[Records from a collection of figures]
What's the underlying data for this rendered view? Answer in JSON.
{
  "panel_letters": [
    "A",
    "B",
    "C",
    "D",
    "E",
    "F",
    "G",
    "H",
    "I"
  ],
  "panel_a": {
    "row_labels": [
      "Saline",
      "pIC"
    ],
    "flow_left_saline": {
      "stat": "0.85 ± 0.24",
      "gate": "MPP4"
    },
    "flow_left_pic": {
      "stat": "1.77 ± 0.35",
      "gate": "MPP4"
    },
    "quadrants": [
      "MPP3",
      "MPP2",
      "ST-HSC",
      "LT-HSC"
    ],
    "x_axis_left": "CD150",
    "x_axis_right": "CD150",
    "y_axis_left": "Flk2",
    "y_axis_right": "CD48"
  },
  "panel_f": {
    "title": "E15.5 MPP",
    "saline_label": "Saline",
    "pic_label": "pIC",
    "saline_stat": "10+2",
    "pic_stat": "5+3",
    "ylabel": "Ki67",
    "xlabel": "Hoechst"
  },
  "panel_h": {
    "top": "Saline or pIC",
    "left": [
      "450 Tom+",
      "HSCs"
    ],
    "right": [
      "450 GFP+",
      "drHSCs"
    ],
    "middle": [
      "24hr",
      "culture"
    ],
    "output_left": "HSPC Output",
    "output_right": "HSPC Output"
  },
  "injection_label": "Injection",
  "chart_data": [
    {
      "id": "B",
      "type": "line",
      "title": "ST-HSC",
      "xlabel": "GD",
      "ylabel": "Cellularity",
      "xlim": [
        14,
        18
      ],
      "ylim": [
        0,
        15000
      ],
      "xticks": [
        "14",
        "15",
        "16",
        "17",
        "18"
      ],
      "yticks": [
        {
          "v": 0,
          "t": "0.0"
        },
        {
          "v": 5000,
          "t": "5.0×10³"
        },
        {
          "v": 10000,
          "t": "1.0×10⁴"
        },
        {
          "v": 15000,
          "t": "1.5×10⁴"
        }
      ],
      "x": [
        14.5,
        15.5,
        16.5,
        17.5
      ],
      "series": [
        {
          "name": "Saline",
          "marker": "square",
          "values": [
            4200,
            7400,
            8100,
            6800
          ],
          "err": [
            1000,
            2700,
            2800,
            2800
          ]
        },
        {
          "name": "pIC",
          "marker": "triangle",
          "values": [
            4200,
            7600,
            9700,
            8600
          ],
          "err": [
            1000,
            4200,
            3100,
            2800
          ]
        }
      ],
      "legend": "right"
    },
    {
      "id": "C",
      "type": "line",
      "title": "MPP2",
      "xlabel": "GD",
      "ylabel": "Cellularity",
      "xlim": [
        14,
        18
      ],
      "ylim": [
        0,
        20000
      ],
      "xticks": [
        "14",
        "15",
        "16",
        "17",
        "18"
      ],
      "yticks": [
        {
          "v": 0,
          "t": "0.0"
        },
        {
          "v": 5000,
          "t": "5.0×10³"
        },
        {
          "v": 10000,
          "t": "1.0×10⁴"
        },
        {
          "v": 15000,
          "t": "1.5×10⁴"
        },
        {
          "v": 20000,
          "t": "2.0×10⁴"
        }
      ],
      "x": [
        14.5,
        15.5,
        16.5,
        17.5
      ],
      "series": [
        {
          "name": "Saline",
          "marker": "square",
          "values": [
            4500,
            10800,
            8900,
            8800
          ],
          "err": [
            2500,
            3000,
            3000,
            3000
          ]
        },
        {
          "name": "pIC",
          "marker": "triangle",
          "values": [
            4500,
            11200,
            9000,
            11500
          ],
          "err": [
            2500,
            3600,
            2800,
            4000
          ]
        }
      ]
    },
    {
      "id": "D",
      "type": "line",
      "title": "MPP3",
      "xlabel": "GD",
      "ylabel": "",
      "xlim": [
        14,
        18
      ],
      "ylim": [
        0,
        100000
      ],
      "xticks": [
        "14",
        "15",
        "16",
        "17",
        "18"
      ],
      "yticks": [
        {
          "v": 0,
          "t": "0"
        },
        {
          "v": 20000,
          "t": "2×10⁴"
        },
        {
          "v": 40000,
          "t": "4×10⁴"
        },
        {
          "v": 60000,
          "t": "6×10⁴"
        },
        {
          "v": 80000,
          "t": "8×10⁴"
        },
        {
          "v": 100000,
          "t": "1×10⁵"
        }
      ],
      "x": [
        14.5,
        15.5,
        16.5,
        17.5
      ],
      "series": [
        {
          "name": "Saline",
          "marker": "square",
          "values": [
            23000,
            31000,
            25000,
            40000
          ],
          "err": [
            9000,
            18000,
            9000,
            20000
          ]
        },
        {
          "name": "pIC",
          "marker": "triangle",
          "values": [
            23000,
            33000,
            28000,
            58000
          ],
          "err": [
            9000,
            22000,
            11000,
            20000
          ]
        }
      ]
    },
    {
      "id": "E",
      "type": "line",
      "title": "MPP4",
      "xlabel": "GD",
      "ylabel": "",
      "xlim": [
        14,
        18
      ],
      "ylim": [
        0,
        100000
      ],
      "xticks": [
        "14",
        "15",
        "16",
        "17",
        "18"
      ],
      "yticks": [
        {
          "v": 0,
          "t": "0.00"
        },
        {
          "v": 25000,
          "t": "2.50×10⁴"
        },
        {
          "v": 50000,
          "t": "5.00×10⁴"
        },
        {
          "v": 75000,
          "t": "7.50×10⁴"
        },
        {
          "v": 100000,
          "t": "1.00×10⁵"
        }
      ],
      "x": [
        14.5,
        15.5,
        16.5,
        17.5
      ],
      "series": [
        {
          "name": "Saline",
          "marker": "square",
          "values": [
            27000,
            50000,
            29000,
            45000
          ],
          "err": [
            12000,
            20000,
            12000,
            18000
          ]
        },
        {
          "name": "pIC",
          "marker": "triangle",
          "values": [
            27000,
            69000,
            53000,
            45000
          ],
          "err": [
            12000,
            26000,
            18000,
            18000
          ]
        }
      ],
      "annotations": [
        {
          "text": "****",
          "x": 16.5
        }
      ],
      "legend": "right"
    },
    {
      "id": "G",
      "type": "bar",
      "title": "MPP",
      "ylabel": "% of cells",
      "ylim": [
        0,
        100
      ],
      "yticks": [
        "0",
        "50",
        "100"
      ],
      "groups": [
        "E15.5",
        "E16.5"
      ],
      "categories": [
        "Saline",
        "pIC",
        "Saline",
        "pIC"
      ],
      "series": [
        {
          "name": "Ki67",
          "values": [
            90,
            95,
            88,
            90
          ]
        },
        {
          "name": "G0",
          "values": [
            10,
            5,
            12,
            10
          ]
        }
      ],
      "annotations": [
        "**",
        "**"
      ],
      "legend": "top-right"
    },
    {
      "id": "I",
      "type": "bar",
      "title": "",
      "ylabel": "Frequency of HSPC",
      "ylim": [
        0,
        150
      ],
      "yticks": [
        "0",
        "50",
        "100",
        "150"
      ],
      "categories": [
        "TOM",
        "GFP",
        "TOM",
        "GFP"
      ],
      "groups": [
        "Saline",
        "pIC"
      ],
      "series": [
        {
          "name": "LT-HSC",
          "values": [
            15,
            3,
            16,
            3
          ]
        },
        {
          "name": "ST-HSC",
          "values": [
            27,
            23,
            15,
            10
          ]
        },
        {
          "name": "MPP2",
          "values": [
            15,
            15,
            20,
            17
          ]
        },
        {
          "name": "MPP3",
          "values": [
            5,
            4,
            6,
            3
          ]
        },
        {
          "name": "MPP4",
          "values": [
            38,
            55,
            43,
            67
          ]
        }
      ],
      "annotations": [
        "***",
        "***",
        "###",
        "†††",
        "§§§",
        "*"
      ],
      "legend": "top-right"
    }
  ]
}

# EXERCISE PROMPT:
Filter the records, keeping only lines that contain "Output", and show those lines.

# PROBLEM SOLUTION:
    "output_left": "HSPC Output",
    "output_right": "HSPC Output"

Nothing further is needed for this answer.